═════ THE RECORDS

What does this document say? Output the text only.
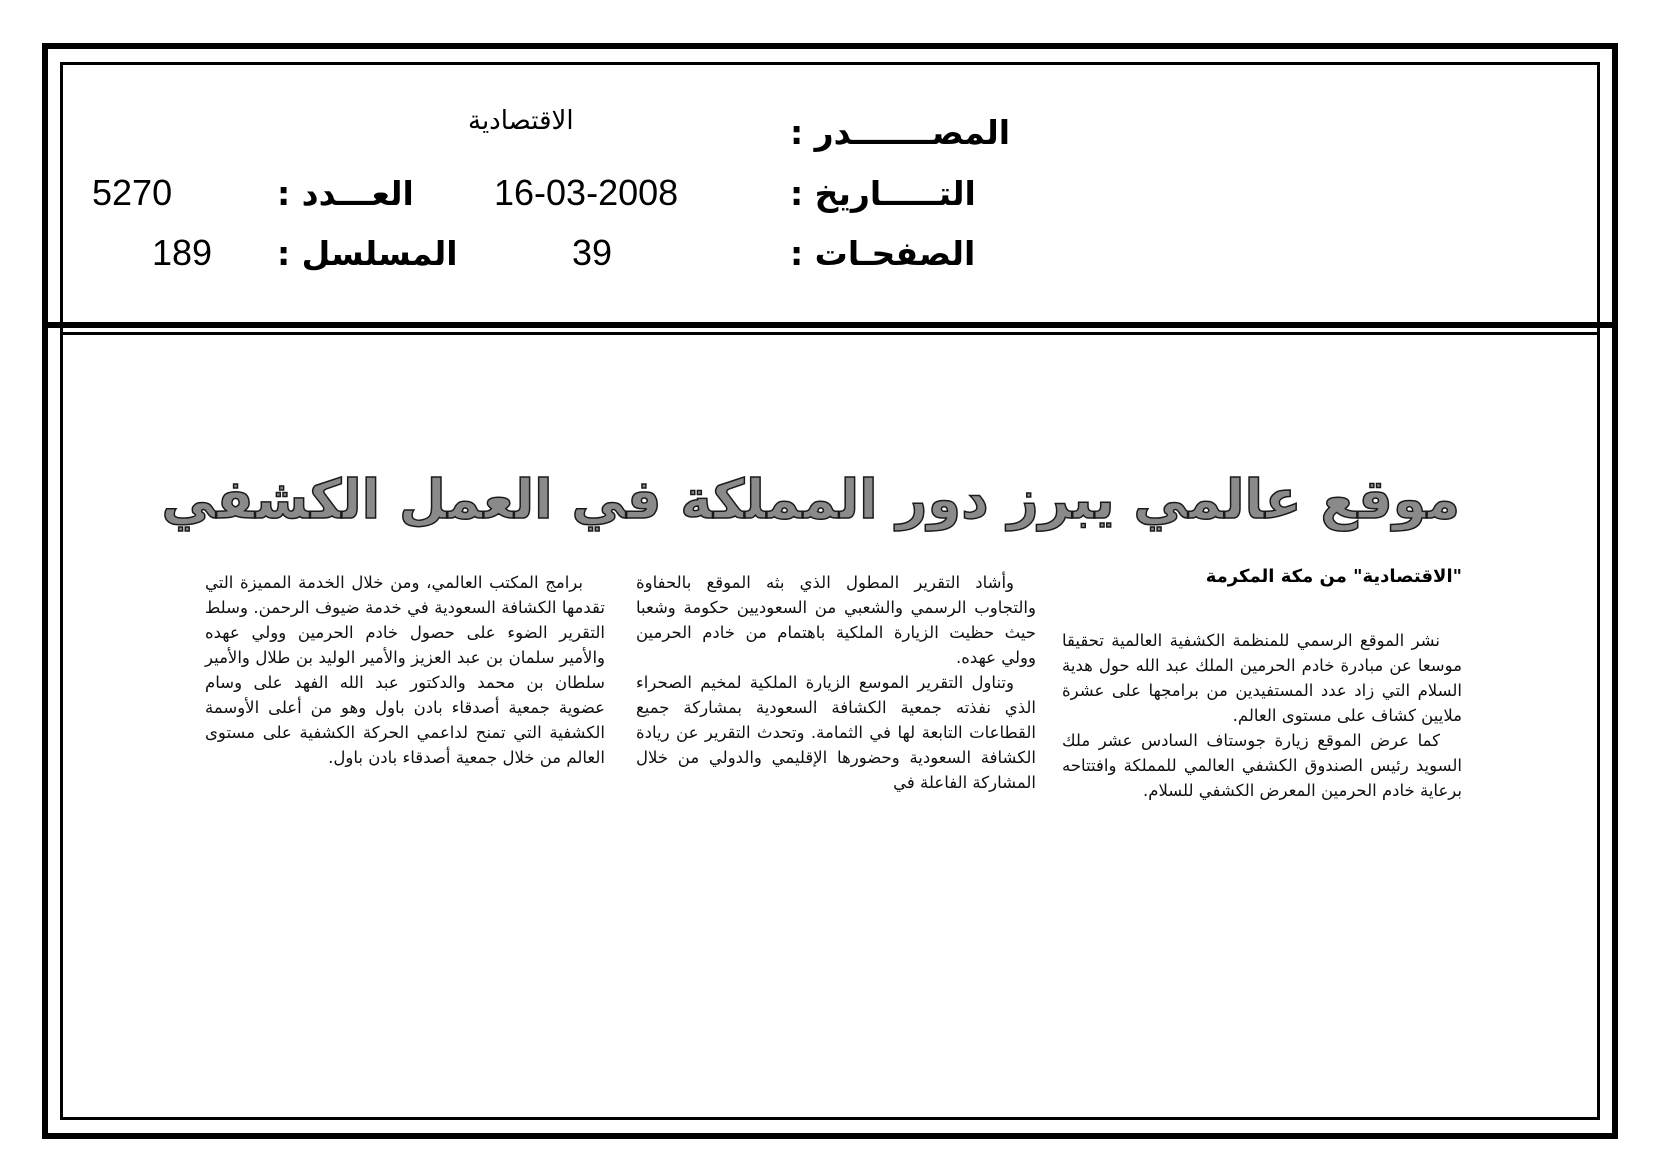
المصـــــــدر :
الاقتصادية
التـــــاريخ :
16-03-2008
العـــدد :
5270
الصفحـات :
39
المسلسل :
189
موقع عالمي يبرز دور المملكة في العمل الكشفي
"الاقتصادية" من مكة المكرمة

نشر الموقع الرسمي للمنظمة الكشفية العالمية تحقيقا موسعا عن مبادرة خادم الحرمين الملك عبد الله حول هدية السلام التي زاد عدد المستفيدين من برامجها على عشرة ملايين كشاف على مستوى العالم.

كما عرض الموقع زيارة جوستاف السادس عشر ملك السويد رئيس الصندوق الكشفي العالمي للمملكة وافتتاحه برعاية خادم الحرمين المعرض الكشفي للسلام.

وأشاد التقرير المطول الذي بثه الموقع بالحفاوة والتجاوب الرسمي والشعبي من السعوديين حكومة وشعبا حيث حظيت الزيارة الملكية باهتمام من خادم الحرمين وولي عهده.

وتناول التقرير الموسع الزيارة الملكية لمخيم الصحراء الذي نفذته جمعية الكشافة السعودية بمشاركة جميع القطاعات التابعة لها في الثمامة. وتحدث التقرير عن ريادة الكشافة السعودية وحضورها الإقليمي والدولي من خلال المشاركة الفاعلة في

برامج المكتب العالمي، ومن خلال الخدمة المميزة التي تقدمها الكشافة السعودية في خدمة ضيوف الرحمن. وسلط التقرير الضوء على حصول خادم الحرمين وولي عهده والأمير سلمان بن عبد العزيز والأمير الوليد بن طلال والأمير سلطان بن محمد والدكتور عبد الله الفهد على وسام عضوية جمعية أصدقاء بادن باول وهو من أعلى الأوسمة الكشفية التي تمنح لداعمي الحركة الكشفية على مستوى العالم من خلال جمعية أصدقاء بادن باول.
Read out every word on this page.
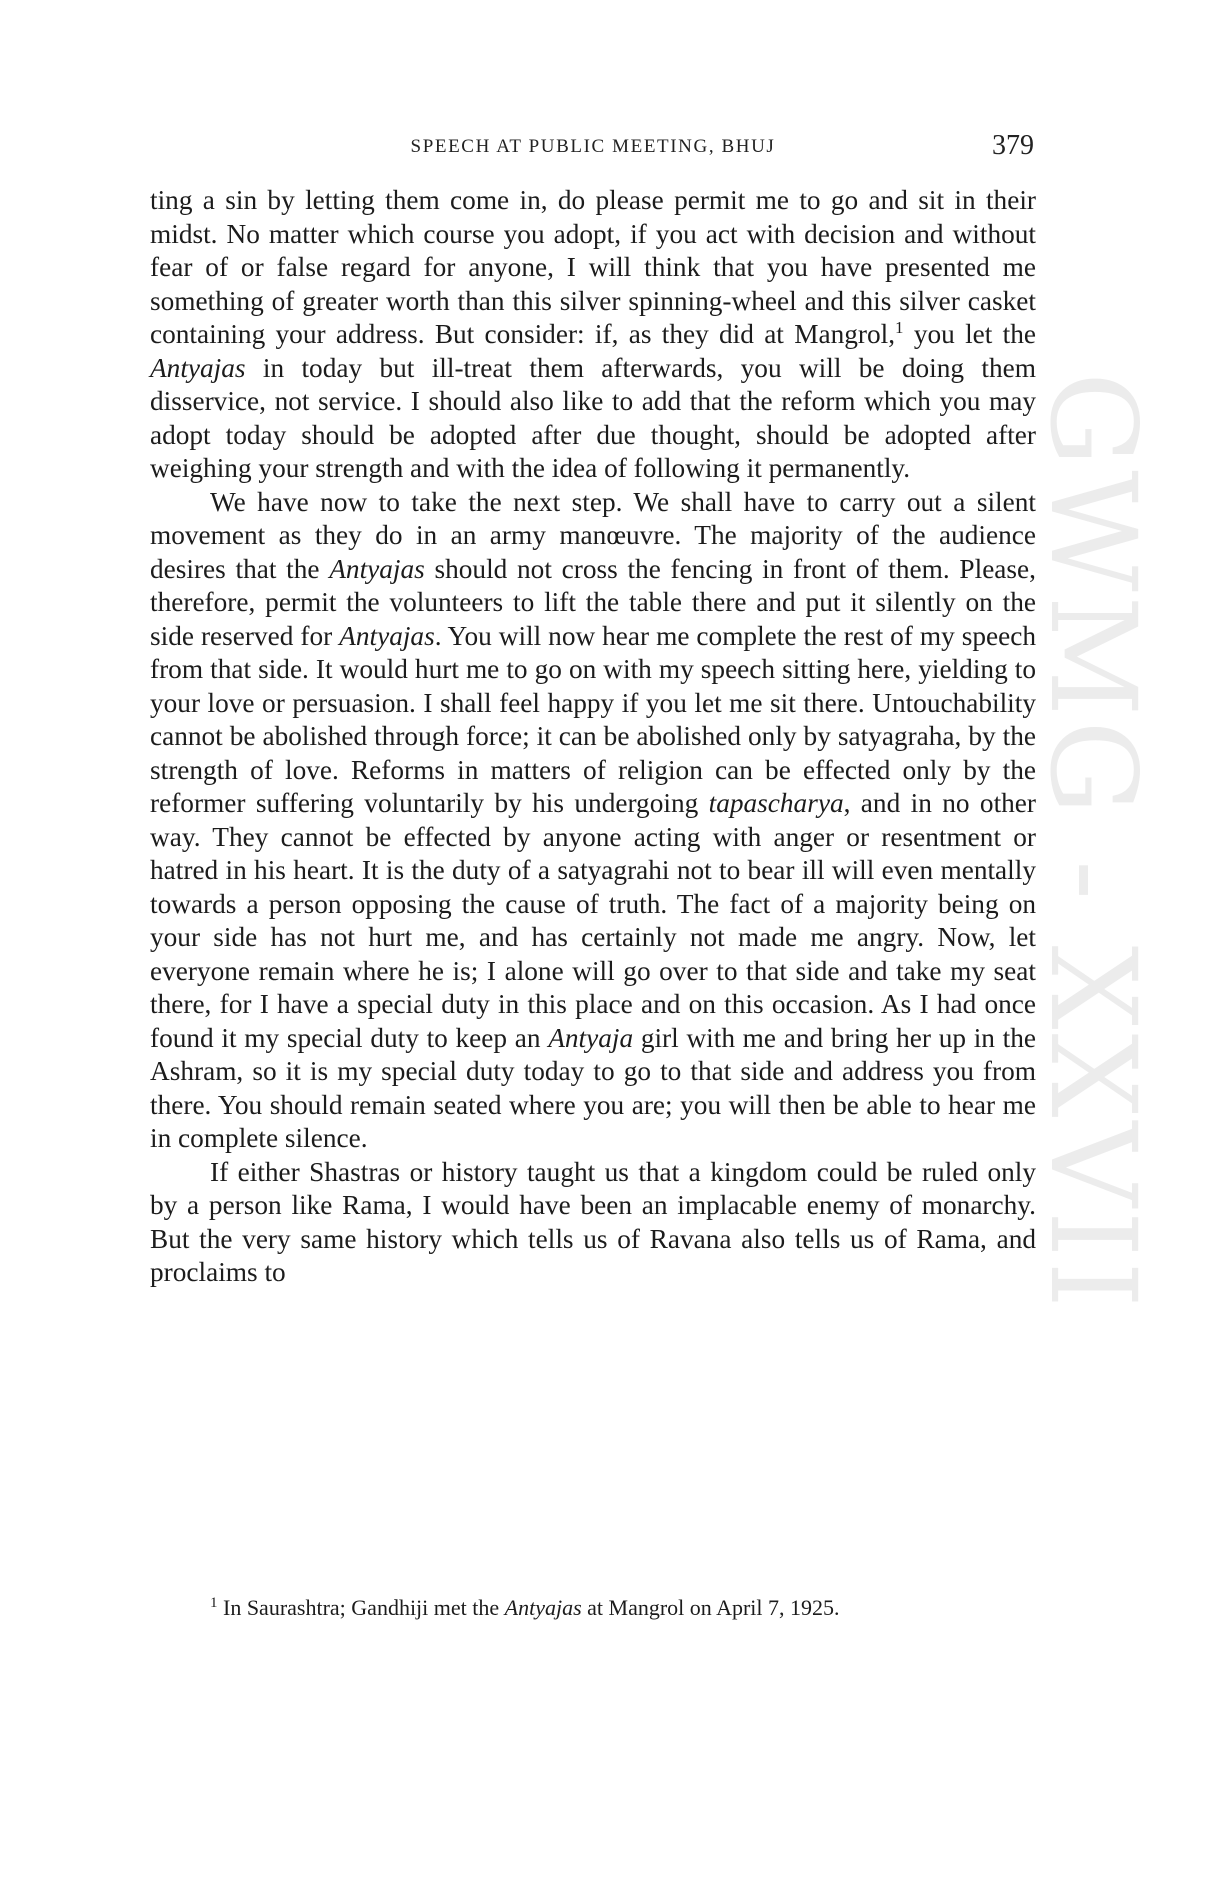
GWMG - XXVII
SPEECH AT PUBLIC MEETING, BHUJ	379

ting a sin by letting them come in, do please permit me to go and sit in their midst. No matter which course you adopt, if you act with decision and without fear of or false regard for anyone, I will think that you have presented me something of greater worth than this silver spinning-wheel and this silver casket containing your address. But consider: if, as they did at Mangrol,$^1$ you let the Antyajas in today but ill-treat them afterwards, you will be doing them disservice, not service. I should also like to add that the reform which you may adopt today should be adopted after due thought, should be adopted after weighing your strength and with the idea of following it permanently.

We have now to take the next step. We shall have to carry out a silent movement as they do in an army manœuvre. The majority of the audience desires that the Antyajas should not cross the fencing in front of them. Please, therefore, permit the volunteers to lift the table there and put it silently on the side reserved for Antyajas. You will now hear me complete the rest of my speech from that side. It would hurt me to go on with my speech sitting here, yielding to your love or persuasion. I shall feel happy if you let me sit there. Untouchability cannot be abolished through force; it can be abolished only by satyagraha, by the strength of love. Reforms in matters of religion can be effected only by the reformer suffering voluntarily by his undergoing tapascharya, and in no other way. They cannot be effected by anyone acting with anger or resentment or hatred in his heart. It is the duty of a satyagrahi not to bear ill will even mentally towards a person opposing the cause of truth. The fact of a majority being on your side has not hurt me, and has certainly not made me angry. Now, let everyone remain where he is; I alone will go over to that side and take my seat there, for I have a special duty in this place and on this occasion. As I had once found it my special duty to keep an Antyaja girl with me and bring her up in the Ashram, so it is my special duty today to go to that side and address you from there. You should remain seated where you are; you will then be able to hear me in complete silence.

If either Shastras or history taught us that a kingdom could be ruled only by a person like Rama, I would have been an implacable enemy of monarchy. But the very same history which tells us of Ravana also tells us of Rama, and proclaims to

$^1$ In Saurashtra; Gandhiji met the Antyajas at Mangrol on April 7, 1925.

══════════

→ WRITTEN TASK: Output a faithful copy of the data, with each picture left out.

→ SOLUTION BELOW:
What does this document say? Output the text only.
المصـــــــدر :
الاقتصادية
التـــــاريخ :
16-03-2008
العـــدد :
5270
الصفحـات :
39
المسلسل :
189
موقع عالمي يبرز دور المملكة في العمل الكشفي
"الاقتصادية" من مكة المكرمة

نشر الموقع الرسمي للمنظمة الكشفية العالمية تحقيقا موسعا عن مبادرة خادم الحرمين الملك عبد الله حول هدية السلام التي زاد عدد المستفيدين من برامجها على عشرة ملايين كشاف على مستوى العالم.

كما عرض الموقع زيارة جوستاف السادس عشر ملك السويد رئيس الصندوق الكشفي العالمي للمملكة وافتتاحه برعاية خادم الحرمين المعرض الكشفي للسلام.

وأشاد التقرير المطول الذي بثه الموقع بالحفاوة والتجاوب الرسمي والشعبي من السعوديين حكومة وشعبا حيث حظيت الزيارة الملكية باهتمام من خادم الحرمين وولي عهده.

وتناول التقرير الموسع الزيارة الملكية لمخيم الصحراء الذي نفذته جمعية الكشافة السعودية بمشاركة جميع القطاعات التابعة لها في الثمامة. وتحدث التقرير عن ريادة الكشافة السعودية وحضورها الإقليمي والدولي من خلال المشاركة الفاعلة في

برامج المكتب العالمي، ومن خلال الخدمة المميزة التي تقدمها الكشافة السعودية في خدمة ضيوف الرحمن. وسلط التقرير الضوء على حصول خادم الحرمين وولي عهده والأمير سلمان بن عبد العزيز والأمير الوليد بن طلال والأمير سلطان بن محمد والدكتور عبد الله الفهد على وسام عضوية جمعية أصدقاء بادن باول وهو من أعلى الأوسمة الكشفية التي تمنح لداعمي الحركة الكشفية على مستوى العالم من خلال جمعية أصدقاء بادن باول.
Read out every word on this page.
GWMG - XXVII
SPEECH AT PUBLIC MEETING, BHUJ	379

ting a sin by letting them come in, do please permit me to go and sit in their midst. No matter which course you adopt, if you act with decision and without fear of or false regard for anyone, I will think that you have presented me something of greater worth than this silver spinning-wheel and this silver casket containing your address. But consider: if, as they did at Mangrol,$^1$ you let the Antyajas in today but ill-treat them afterwards, you will be doing them disservice, not service. I should also like to add that the reform which you may adopt today should be adopted after due thought, should be adopted after weighing your strength and with the idea of following it permanently.

We have now to take the next step. We shall have to carry out a silent movement as they do in an army manœuvre. The majority of the audience desires that the Antyajas should not cross the fencing in front of them. Please, therefore, permit the volunteers to lift the table there and put it silently on the side reserved for Antyajas. You will now hear me complete the rest of my speech from that side. It would hurt me to go on with my speech sitting here, yielding to your love or persuasion. I shall feel happy if you let me sit there. Untouchability cannot be abolished through force; it can be abolished only by satyagraha, by the strength of love. Reforms in matters of religion can be effected only by the reformer suffering voluntarily by his undergoing tapascharya, and in no other way. They cannot be effected by anyone acting with anger or resentment or hatred in his heart. It is the duty of a satyagrahi not to bear ill will even mentally towards a person opposing the cause of truth. The fact of a majority being on your side has not hurt me, and has certainly not made me angry. Now, let everyone remain where he is; I alone will go over to that side and take my seat there, for I have a special duty in this place and on this occasion. As I had once found it my special duty to keep an Antyaja girl with me and bring her up in the Ashram, so it is my special duty today to go to that side and address you from there. You should remain seated where you are; you will then be able to hear me in complete silence.

If either Shastras or history taught us that a kingdom could be ruled only by a person like Rama, I would have been an implacable enemy of monarchy. But the very same history which tells us of Ravana also tells us of Rama, and proclaims to

$^1$ In Saurashtra; Gandhiji met the Antyajas at Mangrol on April 7, 1925.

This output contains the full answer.